═══ TASK INPUT
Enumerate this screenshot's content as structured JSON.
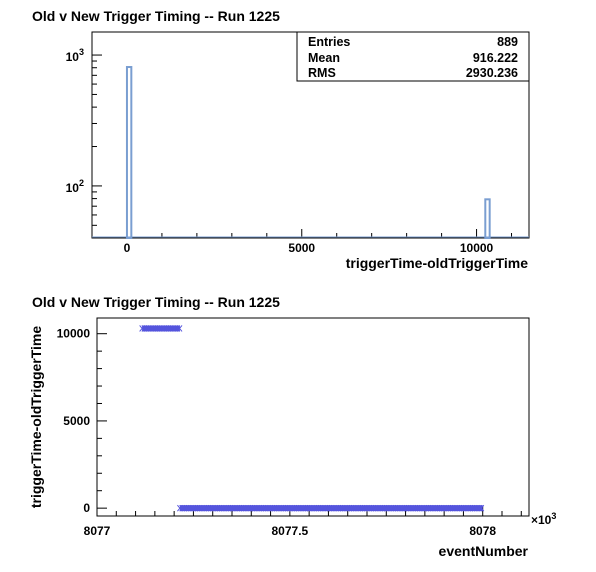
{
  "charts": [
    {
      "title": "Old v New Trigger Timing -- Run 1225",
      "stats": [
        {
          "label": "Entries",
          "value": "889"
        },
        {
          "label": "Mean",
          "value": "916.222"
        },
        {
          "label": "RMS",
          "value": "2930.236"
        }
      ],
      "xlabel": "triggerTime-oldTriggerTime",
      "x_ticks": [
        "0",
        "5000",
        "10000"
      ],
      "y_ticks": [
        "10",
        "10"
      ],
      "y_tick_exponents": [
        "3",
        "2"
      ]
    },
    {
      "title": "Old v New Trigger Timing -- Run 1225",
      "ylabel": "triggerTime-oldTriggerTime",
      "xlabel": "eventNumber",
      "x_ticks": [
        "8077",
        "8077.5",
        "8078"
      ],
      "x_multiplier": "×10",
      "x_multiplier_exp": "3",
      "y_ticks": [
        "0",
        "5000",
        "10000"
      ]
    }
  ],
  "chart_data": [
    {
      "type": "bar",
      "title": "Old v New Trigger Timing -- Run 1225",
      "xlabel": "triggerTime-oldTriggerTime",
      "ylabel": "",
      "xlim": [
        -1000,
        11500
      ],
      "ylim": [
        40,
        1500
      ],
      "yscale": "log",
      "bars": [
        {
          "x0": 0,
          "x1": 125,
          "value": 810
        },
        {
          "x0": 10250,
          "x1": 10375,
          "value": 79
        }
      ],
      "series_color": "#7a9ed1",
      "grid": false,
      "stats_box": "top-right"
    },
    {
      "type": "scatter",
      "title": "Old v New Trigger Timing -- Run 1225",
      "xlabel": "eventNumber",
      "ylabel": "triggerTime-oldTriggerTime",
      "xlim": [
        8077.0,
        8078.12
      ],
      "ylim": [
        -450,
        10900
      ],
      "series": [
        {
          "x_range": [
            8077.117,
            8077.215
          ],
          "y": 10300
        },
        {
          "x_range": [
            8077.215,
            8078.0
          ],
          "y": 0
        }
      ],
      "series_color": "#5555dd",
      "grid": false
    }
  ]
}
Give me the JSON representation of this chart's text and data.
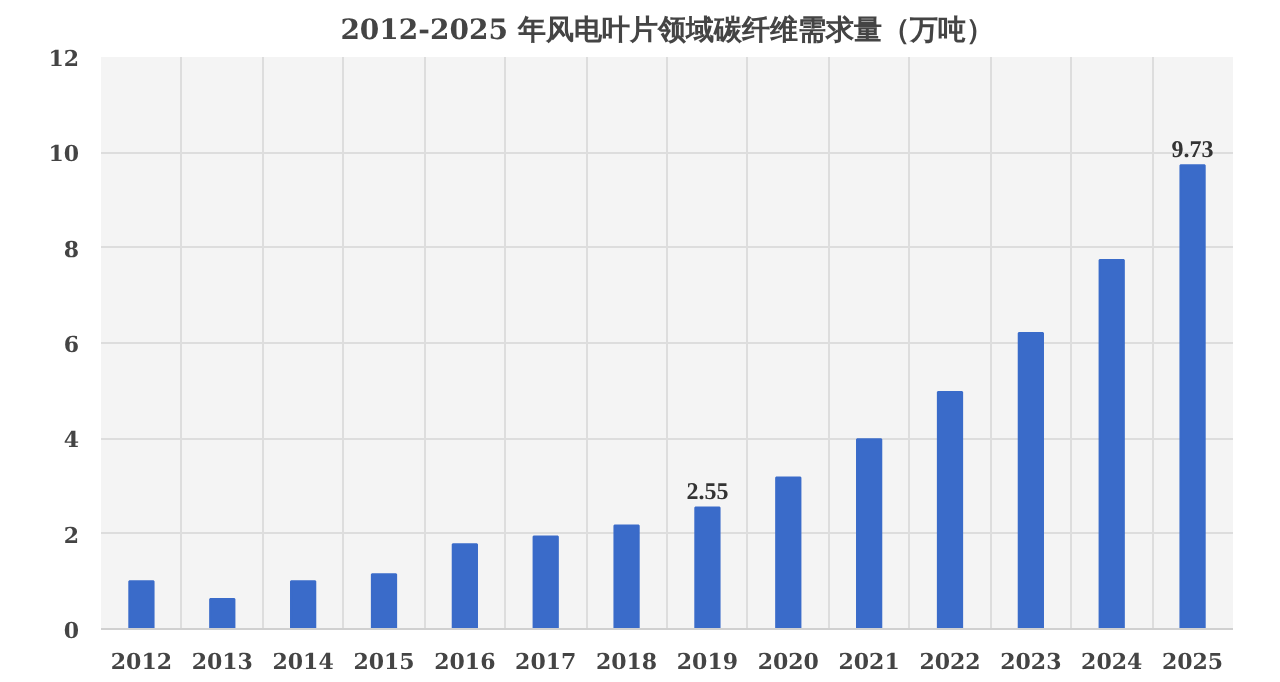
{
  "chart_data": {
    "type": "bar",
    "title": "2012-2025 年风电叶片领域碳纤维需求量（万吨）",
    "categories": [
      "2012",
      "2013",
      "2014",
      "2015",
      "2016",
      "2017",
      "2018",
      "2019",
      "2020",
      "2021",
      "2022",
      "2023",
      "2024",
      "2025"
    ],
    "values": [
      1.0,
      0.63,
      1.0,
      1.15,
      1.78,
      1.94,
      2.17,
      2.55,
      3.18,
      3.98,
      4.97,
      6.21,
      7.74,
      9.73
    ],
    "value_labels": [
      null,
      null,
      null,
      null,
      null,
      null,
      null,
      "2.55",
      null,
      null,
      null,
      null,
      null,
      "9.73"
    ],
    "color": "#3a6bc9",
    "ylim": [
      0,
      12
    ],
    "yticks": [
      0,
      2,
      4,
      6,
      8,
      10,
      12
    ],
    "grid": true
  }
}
══════
# WHAT YOU WILL DO
Give an exact reproduction of every line, leaving out any picture.

# ANSWER FOR THIS EXERCISE
Enumerate this screenshot's content as structured JSON.
{
  "charts": [
    {
      "title": "Old v New Trigger Timing -- Run 1225",
      "stats": [
        {
          "label": "Entries",
          "value": "889"
        },
        {
          "label": "Mean",
          "value": "916.222"
        },
        {
          "label": "RMS",
          "value": "2930.236"
        }
      ],
      "xlabel": "triggerTime-oldTriggerTime",
      "x_ticks": [
        "0",
        "5000",
        "10000"
      ],
      "y_ticks": [
        "10",
        "10"
      ],
      "y_tick_exponents": [
        "3",
        "2"
      ]
    },
    {
      "title": "Old v New Trigger Timing -- Run 1225",
      "ylabel": "triggerTime-oldTriggerTime",
      "xlabel": "eventNumber",
      "x_ticks": [
        "8077",
        "8077.5",
        "8078"
      ],
      "x_multiplier": "×10",
      "x_multiplier_exp": "3",
      "y_ticks": [
        "0",
        "5000",
        "10000"
      ]
    }
  ],
  "chart_data": [
    {
      "type": "bar",
      "title": "Old v New Trigger Timing -- Run 1225",
      "xlabel": "triggerTime-oldTriggerTime",
      "ylabel": "",
      "xlim": [
        -1000,
        11500
      ],
      "ylim": [
        40,
        1500
      ],
      "yscale": "log",
      "bars": [
        {
          "x0": 0,
          "x1": 125,
          "value": 810
        },
        {
          "x0": 10250,
          "x1": 10375,
          "value": 79
        }
      ],
      "series_color": "#7a9ed1",
      "grid": false,
      "stats_box": "top-right"
    },
    {
      "type": "scatter",
      "title": "Old v New Trigger Timing -- Run 1225",
      "xlabel": "eventNumber",
      "ylabel": "triggerTime-oldTriggerTime",
      "xlim": [
        8077.0,
        8078.12
      ],
      "ylim": [
        -450,
        10900
      ],
      "series": [
        {
          "x_range": [
            8077.117,
            8077.215
          ],
          "y": 10300
        },
        {
          "x_range": [
            8077.215,
            8078.0
          ],
          "y": 0
        }
      ],
      "series_color": "#5555dd",
      "grid": false
    }
  ]
}
Give me the JSON representation of this chart's text and data.
{
  "chart_data": {
    "type": "bar",
    "title": "2012-2025 年风电叶片领域碳纤维需求量（万吨）",
    "categories": [
      "2012",
      "2013",
      "2014",
      "2015",
      "2016",
      "2017",
      "2018",
      "2019",
      "2020",
      "2021",
      "2022",
      "2023",
      "2024",
      "2025"
    ],
    "values": [
      1.0,
      0.63,
      1.0,
      1.15,
      1.78,
      1.94,
      2.17,
      2.55,
      3.18,
      3.98,
      4.97,
      6.21,
      7.74,
      9.73
    ],
    "value_labels": [
      null,
      null,
      null,
      null,
      null,
      null,
      null,
      "2.55",
      null,
      null,
      null,
      null,
      null,
      "9.73"
    ],
    "color": "#3a6bc9",
    "ylim": [
      0,
      12
    ],
    "yticks": [
      0,
      2,
      4,
      6,
      8,
      10,
      12
    ],
    "grid": true
  }
}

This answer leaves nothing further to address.